▸ The exercise:
Repeat the entries that follow verbatim, without any of their pictures.

▸ Supplied data:

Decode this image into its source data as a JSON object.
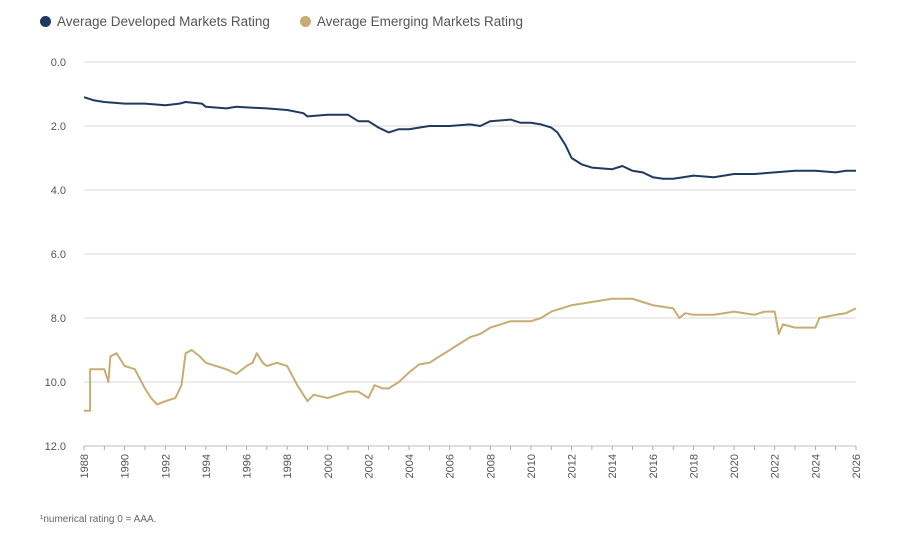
{
  "chart_data": {
    "type": "line",
    "title": "",
    "xlabel": "",
    "ylabel": "",
    "x_range": [
      1988,
      2026
    ],
    "ylim": [
      12.0,
      0.0
    ],
    "y_inverted": true,
    "y_ticks": [
      "0.0",
      "2.0",
      "4.0",
      "6.0",
      "8.0",
      "10.0",
      "12.0"
    ],
    "x_ticks": [
      "1988",
      "1990",
      "1992",
      "1994",
      "1996",
      "1998",
      "2000",
      "2002",
      "2004",
      "2006",
      "2008",
      "2010",
      "2012",
      "2014",
      "2016",
      "2018",
      "2020",
      "2022",
      "2024",
      "2026"
    ],
    "grid": "horizontal",
    "legend_position": "top-left",
    "series": [
      {
        "name": "Average Developed Markets Rating",
        "color": "#1f3a5f",
        "points": [
          [
            1988.0,
            1.1
          ],
          [
            1988.5,
            1.2
          ],
          [
            1989.0,
            1.25
          ],
          [
            1990.0,
            1.3
          ],
          [
            1991.0,
            1.3
          ],
          [
            1992.0,
            1.35
          ],
          [
            1992.7,
            1.3
          ],
          [
            1993.0,
            1.25
          ],
          [
            1993.8,
            1.3
          ],
          [
            1994.0,
            1.4
          ],
          [
            1995.0,
            1.45
          ],
          [
            1995.5,
            1.4
          ],
          [
            1996.0,
            1.42
          ],
          [
            1997.0,
            1.45
          ],
          [
            1998.0,
            1.5
          ],
          [
            1998.8,
            1.6
          ],
          [
            1999.0,
            1.7
          ],
          [
            2000.0,
            1.65
          ],
          [
            2001.0,
            1.65
          ],
          [
            2001.5,
            1.85
          ],
          [
            2002.0,
            1.85
          ],
          [
            2002.5,
            2.05
          ],
          [
            2003.0,
            2.2
          ],
          [
            2003.5,
            2.1
          ],
          [
            2004.0,
            2.1
          ],
          [
            2004.5,
            2.05
          ],
          [
            2005.0,
            2.0
          ],
          [
            2006.0,
            2.0
          ],
          [
            2007.0,
            1.95
          ],
          [
            2007.5,
            2.0
          ],
          [
            2008.0,
            1.85
          ],
          [
            2009.0,
            1.8
          ],
          [
            2009.5,
            1.9
          ],
          [
            2010.0,
            1.9
          ],
          [
            2010.5,
            1.95
          ],
          [
            2011.0,
            2.05
          ],
          [
            2011.3,
            2.2
          ],
          [
            2011.7,
            2.6
          ],
          [
            2012.0,
            3.0
          ],
          [
            2012.5,
            3.2
          ],
          [
            2013.0,
            3.3
          ],
          [
            2014.0,
            3.35
          ],
          [
            2014.5,
            3.25
          ],
          [
            2015.0,
            3.4
          ],
          [
            2015.5,
            3.45
          ],
          [
            2016.0,
            3.6
          ],
          [
            2016.5,
            3.65
          ],
          [
            2017.0,
            3.65
          ],
          [
            2017.5,
            3.6
          ],
          [
            2018.0,
            3.55
          ],
          [
            2019.0,
            3.6
          ],
          [
            2020.0,
            3.5
          ],
          [
            2021.0,
            3.5
          ],
          [
            2022.0,
            3.45
          ],
          [
            2023.0,
            3.4
          ],
          [
            2024.0,
            3.4
          ],
          [
            2025.0,
            3.45
          ],
          [
            2025.5,
            3.4
          ],
          [
            2026.0,
            3.4
          ]
        ]
      },
      {
        "name": "Average Emerging Markets Rating",
        "color": "#c8ad73",
        "points": [
          [
            1988.0,
            10.9
          ],
          [
            1988.3,
            10.9
          ],
          [
            1988.3,
            9.6
          ],
          [
            1989.0,
            9.6
          ],
          [
            1989.2,
            10.0
          ],
          [
            1989.3,
            9.2
          ],
          [
            1989.6,
            9.1
          ],
          [
            1990.0,
            9.5
          ],
          [
            1990.5,
            9.6
          ],
          [
            1991.0,
            10.2
          ],
          [
            1991.3,
            10.5
          ],
          [
            1991.6,
            10.7
          ],
          [
            1992.0,
            10.6
          ],
          [
            1992.5,
            10.5
          ],
          [
            1992.8,
            10.1
          ],
          [
            1993.0,
            9.1
          ],
          [
            1993.3,
            9.0
          ],
          [
            1993.7,
            9.2
          ],
          [
            1994.0,
            9.4
          ],
          [
            1995.0,
            9.6
          ],
          [
            1995.5,
            9.75
          ],
          [
            1996.0,
            9.5
          ],
          [
            1996.3,
            9.4
          ],
          [
            1996.5,
            9.1
          ],
          [
            1996.8,
            9.4
          ],
          [
            1997.0,
            9.5
          ],
          [
            1997.5,
            9.4
          ],
          [
            1998.0,
            9.5
          ],
          [
            1998.5,
            10.1
          ],
          [
            1999.0,
            10.6
          ],
          [
            1999.3,
            10.4
          ],
          [
            2000.0,
            10.5
          ],
          [
            2000.5,
            10.4
          ],
          [
            2001.0,
            10.3
          ],
          [
            2001.5,
            10.3
          ],
          [
            2002.0,
            10.5
          ],
          [
            2002.3,
            10.1
          ],
          [
            2002.7,
            10.2
          ],
          [
            2003.0,
            10.2
          ],
          [
            2003.5,
            10.0
          ],
          [
            2004.0,
            9.7
          ],
          [
            2004.5,
            9.45
          ],
          [
            2005.0,
            9.4
          ],
          [
            2005.5,
            9.2
          ],
          [
            2006.0,
            9.0
          ],
          [
            2006.5,
            8.8
          ],
          [
            2007.0,
            8.6
          ],
          [
            2007.5,
            8.5
          ],
          [
            2008.0,
            8.3
          ],
          [
            2008.5,
            8.2
          ],
          [
            2009.0,
            8.1
          ],
          [
            2010.0,
            8.1
          ],
          [
            2010.5,
            8.0
          ],
          [
            2011.0,
            7.8
          ],
          [
            2011.5,
            7.7
          ],
          [
            2012.0,
            7.6
          ],
          [
            2013.0,
            7.5
          ],
          [
            2014.0,
            7.4
          ],
          [
            2015.0,
            7.4
          ],
          [
            2015.5,
            7.5
          ],
          [
            2016.0,
            7.6
          ],
          [
            2017.0,
            7.7
          ],
          [
            2017.3,
            8.0
          ],
          [
            2017.6,
            7.85
          ],
          [
            2018.0,
            7.9
          ],
          [
            2019.0,
            7.9
          ],
          [
            2019.5,
            7.85
          ],
          [
            2020.0,
            7.8
          ],
          [
            2020.5,
            7.85
          ],
          [
            2021.0,
            7.9
          ],
          [
            2021.5,
            7.8
          ],
          [
            2022.0,
            7.8
          ],
          [
            2022.2,
            8.5
          ],
          [
            2022.4,
            8.2
          ],
          [
            2023.0,
            8.3
          ],
          [
            2024.0,
            8.3
          ],
          [
            2024.2,
            8.0
          ],
          [
            2025.0,
            7.9
          ],
          [
            2025.5,
            7.85
          ],
          [
            2026.0,
            7.7
          ]
        ]
      }
    ]
  },
  "footnote": "¹numerical rating 0 = AAA."
}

▸ Exercise response:
Decode this image into its source data as a JSON object.
{
  "chart_data": {
    "type": "line",
    "title": "",
    "xlabel": "",
    "ylabel": "",
    "x_range": [
      1988,
      2026
    ],
    "ylim": [
      12.0,
      0.0
    ],
    "y_inverted": true,
    "y_ticks": [
      "0.0",
      "2.0",
      "4.0",
      "6.0",
      "8.0",
      "10.0",
      "12.0"
    ],
    "x_ticks": [
      "1988",
      "1990",
      "1992",
      "1994",
      "1996",
      "1998",
      "2000",
      "2002",
      "2004",
      "2006",
      "2008",
      "2010",
      "2012",
      "2014",
      "2016",
      "2018",
      "2020",
      "2022",
      "2024",
      "2026"
    ],
    "grid": "horizontal",
    "legend_position": "top-left",
    "series": [
      {
        "name": "Average Developed Markets Rating",
        "color": "#1f3a5f",
        "points": [
          [
            1988.0,
            1.1
          ],
          [
            1988.5,
            1.2
          ],
          [
            1989.0,
            1.25
          ],
          [
            1990.0,
            1.3
          ],
          [
            1991.0,
            1.3
          ],
          [
            1992.0,
            1.35
          ],
          [
            1992.7,
            1.3
          ],
          [
            1993.0,
            1.25
          ],
          [
            1993.8,
            1.3
          ],
          [
            1994.0,
            1.4
          ],
          [
            1995.0,
            1.45
          ],
          [
            1995.5,
            1.4
          ],
          [
            1996.0,
            1.42
          ],
          [
            1997.0,
            1.45
          ],
          [
            1998.0,
            1.5
          ],
          [
            1998.8,
            1.6
          ],
          [
            1999.0,
            1.7
          ],
          [
            2000.0,
            1.65
          ],
          [
            2001.0,
            1.65
          ],
          [
            2001.5,
            1.85
          ],
          [
            2002.0,
            1.85
          ],
          [
            2002.5,
            2.05
          ],
          [
            2003.0,
            2.2
          ],
          [
            2003.5,
            2.1
          ],
          [
            2004.0,
            2.1
          ],
          [
            2004.5,
            2.05
          ],
          [
            2005.0,
            2.0
          ],
          [
            2006.0,
            2.0
          ],
          [
            2007.0,
            1.95
          ],
          [
            2007.5,
            2.0
          ],
          [
            2008.0,
            1.85
          ],
          [
            2009.0,
            1.8
          ],
          [
            2009.5,
            1.9
          ],
          [
            2010.0,
            1.9
          ],
          [
            2010.5,
            1.95
          ],
          [
            2011.0,
            2.05
          ],
          [
            2011.3,
            2.2
          ],
          [
            2011.7,
            2.6
          ],
          [
            2012.0,
            3.0
          ],
          [
            2012.5,
            3.2
          ],
          [
            2013.0,
            3.3
          ],
          [
            2014.0,
            3.35
          ],
          [
            2014.5,
            3.25
          ],
          [
            2015.0,
            3.4
          ],
          [
            2015.5,
            3.45
          ],
          [
            2016.0,
            3.6
          ],
          [
            2016.5,
            3.65
          ],
          [
            2017.0,
            3.65
          ],
          [
            2017.5,
            3.6
          ],
          [
            2018.0,
            3.55
          ],
          [
            2019.0,
            3.6
          ],
          [
            2020.0,
            3.5
          ],
          [
            2021.0,
            3.5
          ],
          [
            2022.0,
            3.45
          ],
          [
            2023.0,
            3.4
          ],
          [
            2024.0,
            3.4
          ],
          [
            2025.0,
            3.45
          ],
          [
            2025.5,
            3.4
          ],
          [
            2026.0,
            3.4
          ]
        ]
      },
      {
        "name": "Average Emerging Markets Rating",
        "color": "#c8ad73",
        "points": [
          [
            1988.0,
            10.9
          ],
          [
            1988.3,
            10.9
          ],
          [
            1988.3,
            9.6
          ],
          [
            1989.0,
            9.6
          ],
          [
            1989.2,
            10.0
          ],
          [
            1989.3,
            9.2
          ],
          [
            1989.6,
            9.1
          ],
          [
            1990.0,
            9.5
          ],
          [
            1990.5,
            9.6
          ],
          [
            1991.0,
            10.2
          ],
          [
            1991.3,
            10.5
          ],
          [
            1991.6,
            10.7
          ],
          [
            1992.0,
            10.6
          ],
          [
            1992.5,
            10.5
          ],
          [
            1992.8,
            10.1
          ],
          [
            1993.0,
            9.1
          ],
          [
            1993.3,
            9.0
          ],
          [
            1993.7,
            9.2
          ],
          [
            1994.0,
            9.4
          ],
          [
            1995.0,
            9.6
          ],
          [
            1995.5,
            9.75
          ],
          [
            1996.0,
            9.5
          ],
          [
            1996.3,
            9.4
          ],
          [
            1996.5,
            9.1
          ],
          [
            1996.8,
            9.4
          ],
          [
            1997.0,
            9.5
          ],
          [
            1997.5,
            9.4
          ],
          [
            1998.0,
            9.5
          ],
          [
            1998.5,
            10.1
          ],
          [
            1999.0,
            10.6
          ],
          [
            1999.3,
            10.4
          ],
          [
            2000.0,
            10.5
          ],
          [
            2000.5,
            10.4
          ],
          [
            2001.0,
            10.3
          ],
          [
            2001.5,
            10.3
          ],
          [
            2002.0,
            10.5
          ],
          [
            2002.3,
            10.1
          ],
          [
            2002.7,
            10.2
          ],
          [
            2003.0,
            10.2
          ],
          [
            2003.5,
            10.0
          ],
          [
            2004.0,
            9.7
          ],
          [
            2004.5,
            9.45
          ],
          [
            2005.0,
            9.4
          ],
          [
            2005.5,
            9.2
          ],
          [
            2006.0,
            9.0
          ],
          [
            2006.5,
            8.8
          ],
          [
            2007.0,
            8.6
          ],
          [
            2007.5,
            8.5
          ],
          [
            2008.0,
            8.3
          ],
          [
            2008.5,
            8.2
          ],
          [
            2009.0,
            8.1
          ],
          [
            2010.0,
            8.1
          ],
          [
            2010.5,
            8.0
          ],
          [
            2011.0,
            7.8
          ],
          [
            2011.5,
            7.7
          ],
          [
            2012.0,
            7.6
          ],
          [
            2013.0,
            7.5
          ],
          [
            2014.0,
            7.4
          ],
          [
            2015.0,
            7.4
          ],
          [
            2015.5,
            7.5
          ],
          [
            2016.0,
            7.6
          ],
          [
            2017.0,
            7.7
          ],
          [
            2017.3,
            8.0
          ],
          [
            2017.6,
            7.85
          ],
          [
            2018.0,
            7.9
          ],
          [
            2019.0,
            7.9
          ],
          [
            2019.5,
            7.85
          ],
          [
            2020.0,
            7.8
          ],
          [
            2020.5,
            7.85
          ],
          [
            2021.0,
            7.9
          ],
          [
            2021.5,
            7.8
          ],
          [
            2022.0,
            7.8
          ],
          [
            2022.2,
            8.5
          ],
          [
            2022.4,
            8.2
          ],
          [
            2023.0,
            8.3
          ],
          [
            2024.0,
            8.3
          ],
          [
            2024.2,
            8.0
          ],
          [
            2025.0,
            7.9
          ],
          [
            2025.5,
            7.85
          ],
          [
            2026.0,
            7.7
          ]
        ]
      }
    ]
  },
  "footnote": "¹numerical rating 0 = AAA."
}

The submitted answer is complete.